(begin)
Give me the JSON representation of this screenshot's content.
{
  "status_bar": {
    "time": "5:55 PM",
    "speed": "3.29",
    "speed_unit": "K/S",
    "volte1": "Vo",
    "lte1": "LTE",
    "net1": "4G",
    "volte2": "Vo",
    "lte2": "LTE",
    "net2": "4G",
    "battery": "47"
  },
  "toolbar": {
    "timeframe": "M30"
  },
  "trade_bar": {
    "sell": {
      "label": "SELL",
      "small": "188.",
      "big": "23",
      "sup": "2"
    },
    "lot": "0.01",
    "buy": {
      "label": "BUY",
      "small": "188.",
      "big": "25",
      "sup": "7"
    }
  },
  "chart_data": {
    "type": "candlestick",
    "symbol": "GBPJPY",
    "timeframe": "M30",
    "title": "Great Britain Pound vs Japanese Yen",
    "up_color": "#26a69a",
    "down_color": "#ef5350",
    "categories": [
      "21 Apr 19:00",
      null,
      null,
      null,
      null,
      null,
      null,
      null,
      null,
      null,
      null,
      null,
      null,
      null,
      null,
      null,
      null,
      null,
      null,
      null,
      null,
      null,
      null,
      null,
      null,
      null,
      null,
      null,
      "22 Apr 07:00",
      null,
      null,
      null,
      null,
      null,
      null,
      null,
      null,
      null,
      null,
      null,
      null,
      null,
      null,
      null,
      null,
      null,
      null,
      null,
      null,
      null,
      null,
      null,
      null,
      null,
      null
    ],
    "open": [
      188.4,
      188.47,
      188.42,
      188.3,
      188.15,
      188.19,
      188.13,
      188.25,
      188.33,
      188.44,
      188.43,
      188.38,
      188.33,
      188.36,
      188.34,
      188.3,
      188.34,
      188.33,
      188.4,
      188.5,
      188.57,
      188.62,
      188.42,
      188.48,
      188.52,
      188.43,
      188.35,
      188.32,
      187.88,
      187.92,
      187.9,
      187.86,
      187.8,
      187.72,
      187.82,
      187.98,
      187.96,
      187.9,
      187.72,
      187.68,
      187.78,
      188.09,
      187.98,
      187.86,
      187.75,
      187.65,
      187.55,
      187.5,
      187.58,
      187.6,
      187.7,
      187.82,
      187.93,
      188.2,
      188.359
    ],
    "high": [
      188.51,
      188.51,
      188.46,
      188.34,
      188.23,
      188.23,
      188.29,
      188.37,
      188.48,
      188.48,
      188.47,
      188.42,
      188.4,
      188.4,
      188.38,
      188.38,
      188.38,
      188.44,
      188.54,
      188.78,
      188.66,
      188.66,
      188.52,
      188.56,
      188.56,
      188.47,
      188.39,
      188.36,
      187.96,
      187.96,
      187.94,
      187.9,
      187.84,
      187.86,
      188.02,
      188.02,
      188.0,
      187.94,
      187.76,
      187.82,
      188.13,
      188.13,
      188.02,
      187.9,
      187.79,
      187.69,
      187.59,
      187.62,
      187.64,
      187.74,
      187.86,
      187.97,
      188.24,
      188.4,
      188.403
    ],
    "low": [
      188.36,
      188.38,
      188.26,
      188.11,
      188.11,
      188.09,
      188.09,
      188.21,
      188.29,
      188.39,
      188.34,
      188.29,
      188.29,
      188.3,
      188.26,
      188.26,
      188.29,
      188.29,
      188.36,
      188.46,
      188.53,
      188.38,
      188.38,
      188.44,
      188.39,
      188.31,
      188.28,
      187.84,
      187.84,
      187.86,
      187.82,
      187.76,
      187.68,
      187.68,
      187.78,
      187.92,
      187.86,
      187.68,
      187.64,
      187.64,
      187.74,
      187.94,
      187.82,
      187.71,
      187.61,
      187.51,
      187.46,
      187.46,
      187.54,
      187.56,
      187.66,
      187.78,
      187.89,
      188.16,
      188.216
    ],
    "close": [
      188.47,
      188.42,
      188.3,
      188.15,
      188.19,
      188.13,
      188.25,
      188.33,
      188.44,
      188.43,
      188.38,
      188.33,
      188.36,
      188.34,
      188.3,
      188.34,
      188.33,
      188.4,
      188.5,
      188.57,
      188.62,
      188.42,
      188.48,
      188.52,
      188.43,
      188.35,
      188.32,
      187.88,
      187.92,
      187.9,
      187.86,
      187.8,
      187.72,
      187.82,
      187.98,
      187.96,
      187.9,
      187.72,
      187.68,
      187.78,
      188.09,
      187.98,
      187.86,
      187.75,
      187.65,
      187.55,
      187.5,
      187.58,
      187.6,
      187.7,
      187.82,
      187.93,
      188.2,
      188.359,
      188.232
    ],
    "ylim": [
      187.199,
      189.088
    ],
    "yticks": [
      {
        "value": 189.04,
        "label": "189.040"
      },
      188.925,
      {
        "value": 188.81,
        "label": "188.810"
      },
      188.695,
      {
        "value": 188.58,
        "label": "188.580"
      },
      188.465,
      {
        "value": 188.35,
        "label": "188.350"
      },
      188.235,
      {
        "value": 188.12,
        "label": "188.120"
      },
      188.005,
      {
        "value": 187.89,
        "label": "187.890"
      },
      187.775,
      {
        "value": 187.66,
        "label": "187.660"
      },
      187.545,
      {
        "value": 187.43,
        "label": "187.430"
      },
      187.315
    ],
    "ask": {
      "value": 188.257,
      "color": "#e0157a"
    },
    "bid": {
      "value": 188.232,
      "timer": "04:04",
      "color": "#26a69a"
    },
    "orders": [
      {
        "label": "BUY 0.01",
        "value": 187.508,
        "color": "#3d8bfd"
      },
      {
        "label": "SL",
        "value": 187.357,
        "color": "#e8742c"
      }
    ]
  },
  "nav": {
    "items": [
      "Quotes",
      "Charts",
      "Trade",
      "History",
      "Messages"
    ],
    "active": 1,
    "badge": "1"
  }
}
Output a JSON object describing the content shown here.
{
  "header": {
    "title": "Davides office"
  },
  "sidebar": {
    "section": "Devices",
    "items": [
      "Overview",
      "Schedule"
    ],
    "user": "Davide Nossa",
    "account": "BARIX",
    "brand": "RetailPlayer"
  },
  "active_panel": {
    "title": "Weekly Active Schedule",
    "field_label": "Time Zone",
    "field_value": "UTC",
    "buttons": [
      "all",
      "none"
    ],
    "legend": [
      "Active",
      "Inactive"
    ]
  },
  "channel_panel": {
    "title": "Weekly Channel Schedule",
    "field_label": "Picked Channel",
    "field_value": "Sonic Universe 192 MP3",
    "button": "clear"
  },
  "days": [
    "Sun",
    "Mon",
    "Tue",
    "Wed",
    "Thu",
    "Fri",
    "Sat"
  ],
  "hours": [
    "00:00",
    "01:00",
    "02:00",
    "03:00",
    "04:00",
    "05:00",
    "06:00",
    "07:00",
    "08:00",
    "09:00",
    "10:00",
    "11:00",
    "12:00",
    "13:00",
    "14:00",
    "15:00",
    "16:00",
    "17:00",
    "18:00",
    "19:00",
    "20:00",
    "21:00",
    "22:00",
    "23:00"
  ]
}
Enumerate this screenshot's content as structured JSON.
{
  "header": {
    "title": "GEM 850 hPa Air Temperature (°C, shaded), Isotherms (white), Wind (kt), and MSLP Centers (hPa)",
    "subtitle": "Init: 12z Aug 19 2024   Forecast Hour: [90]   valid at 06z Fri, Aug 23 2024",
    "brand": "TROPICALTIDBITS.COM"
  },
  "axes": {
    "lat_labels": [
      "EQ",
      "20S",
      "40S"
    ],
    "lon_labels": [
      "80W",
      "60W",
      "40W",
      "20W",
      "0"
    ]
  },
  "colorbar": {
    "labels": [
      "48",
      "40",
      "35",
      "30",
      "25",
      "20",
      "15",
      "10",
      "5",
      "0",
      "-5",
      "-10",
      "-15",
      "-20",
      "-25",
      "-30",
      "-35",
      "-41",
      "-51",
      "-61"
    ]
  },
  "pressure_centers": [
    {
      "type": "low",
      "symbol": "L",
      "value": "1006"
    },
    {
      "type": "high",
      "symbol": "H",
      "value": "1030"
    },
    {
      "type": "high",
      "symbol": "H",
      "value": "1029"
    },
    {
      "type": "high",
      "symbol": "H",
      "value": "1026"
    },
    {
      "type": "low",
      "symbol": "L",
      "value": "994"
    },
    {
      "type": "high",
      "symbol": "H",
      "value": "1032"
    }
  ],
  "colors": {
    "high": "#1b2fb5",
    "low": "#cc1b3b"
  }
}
(end)
§ **EXERCISE**
Copy each line above that contains the word "screenshot".

§ **THE SOLUTION**
Give me the JSON representation of this screenshot's content.
Enumerate this screenshot's content as structured JSON.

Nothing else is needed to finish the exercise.